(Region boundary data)
------------------------------------------------------------
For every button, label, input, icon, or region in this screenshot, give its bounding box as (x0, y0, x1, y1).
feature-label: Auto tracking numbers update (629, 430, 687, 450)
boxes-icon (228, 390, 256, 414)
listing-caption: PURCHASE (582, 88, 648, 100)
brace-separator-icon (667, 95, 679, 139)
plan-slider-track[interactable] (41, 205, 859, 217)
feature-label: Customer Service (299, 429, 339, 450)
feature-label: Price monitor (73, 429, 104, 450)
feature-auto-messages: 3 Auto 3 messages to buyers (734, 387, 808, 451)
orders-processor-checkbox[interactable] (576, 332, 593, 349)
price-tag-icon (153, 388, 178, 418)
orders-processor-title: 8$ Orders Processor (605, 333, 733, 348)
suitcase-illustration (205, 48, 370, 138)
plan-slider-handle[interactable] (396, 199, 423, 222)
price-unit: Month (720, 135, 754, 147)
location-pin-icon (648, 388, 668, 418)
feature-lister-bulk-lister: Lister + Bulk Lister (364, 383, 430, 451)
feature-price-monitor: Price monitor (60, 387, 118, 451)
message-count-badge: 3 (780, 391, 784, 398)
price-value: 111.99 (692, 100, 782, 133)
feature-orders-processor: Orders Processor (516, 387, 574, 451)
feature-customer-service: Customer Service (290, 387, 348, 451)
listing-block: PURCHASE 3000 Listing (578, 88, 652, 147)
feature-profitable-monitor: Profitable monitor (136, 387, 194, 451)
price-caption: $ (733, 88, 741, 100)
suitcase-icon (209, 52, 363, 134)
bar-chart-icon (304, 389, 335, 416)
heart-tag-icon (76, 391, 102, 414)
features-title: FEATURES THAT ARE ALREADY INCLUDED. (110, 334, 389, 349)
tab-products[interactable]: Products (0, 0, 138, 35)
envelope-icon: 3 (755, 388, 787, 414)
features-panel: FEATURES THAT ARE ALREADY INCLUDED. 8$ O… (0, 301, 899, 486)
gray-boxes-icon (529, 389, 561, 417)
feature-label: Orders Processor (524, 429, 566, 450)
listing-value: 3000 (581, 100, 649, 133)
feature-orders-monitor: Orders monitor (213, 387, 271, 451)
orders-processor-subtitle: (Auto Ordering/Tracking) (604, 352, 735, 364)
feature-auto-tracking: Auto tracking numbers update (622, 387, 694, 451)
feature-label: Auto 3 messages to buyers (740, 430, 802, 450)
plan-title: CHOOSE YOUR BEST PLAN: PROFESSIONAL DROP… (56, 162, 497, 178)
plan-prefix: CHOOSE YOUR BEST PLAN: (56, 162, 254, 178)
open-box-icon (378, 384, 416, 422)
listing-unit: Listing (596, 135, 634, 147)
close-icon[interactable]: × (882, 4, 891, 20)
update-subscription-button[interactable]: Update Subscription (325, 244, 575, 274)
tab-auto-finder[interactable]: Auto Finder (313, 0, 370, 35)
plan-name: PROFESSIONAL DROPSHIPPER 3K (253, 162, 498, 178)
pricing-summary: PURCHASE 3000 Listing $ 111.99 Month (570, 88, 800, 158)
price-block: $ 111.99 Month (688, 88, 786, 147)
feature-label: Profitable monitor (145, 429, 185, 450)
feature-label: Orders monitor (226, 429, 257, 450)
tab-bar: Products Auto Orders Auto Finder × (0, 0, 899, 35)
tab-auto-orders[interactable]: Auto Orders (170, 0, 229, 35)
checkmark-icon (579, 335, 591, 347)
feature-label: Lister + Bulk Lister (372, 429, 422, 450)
------------------------------------------------------------
Lay out the lines from the start of the records up to and including the line with "feature-price-monitor: Price monitor" as a numbered list, leaving out any blank lines.

1. For every button, label, input, icon, or region in this screenshot, give its bounding box as (x0, y0, x1, y1).
2. feature-label: Auto tracking numbers update (629, 430, 687, 450)
3. boxes-icon (228, 390, 256, 414)
4. listing-caption: PURCHASE (582, 88, 648, 100)
5. brace-separator-icon (667, 95, 679, 139)
6. plan-slider-track[interactable] (41, 205, 859, 217)
7. feature-label: Customer Service (299, 429, 339, 450)
8. feature-label: Price monitor (73, 429, 104, 450)
9. feature-auto-messages: 3 Auto 3 messages to buyers (734, 387, 808, 451)
10. orders-processor-checkbox[interactable] (576, 332, 593, 349)
11. price-tag-icon (153, 388, 178, 418)
12. orders-processor-title: 8$ Orders Processor (605, 333, 733, 348)
13. suitcase-illustration (205, 48, 370, 138)
14. plan-slider-handle[interactable] (396, 199, 423, 222)
15. price-unit: Month (720, 135, 754, 147)
16. location-pin-icon (648, 388, 668, 418)
17. feature-lister-bulk-lister: Lister + Bulk Lister (364, 383, 430, 451)
18. feature-price-monitor: Price monitor (60, 387, 118, 451)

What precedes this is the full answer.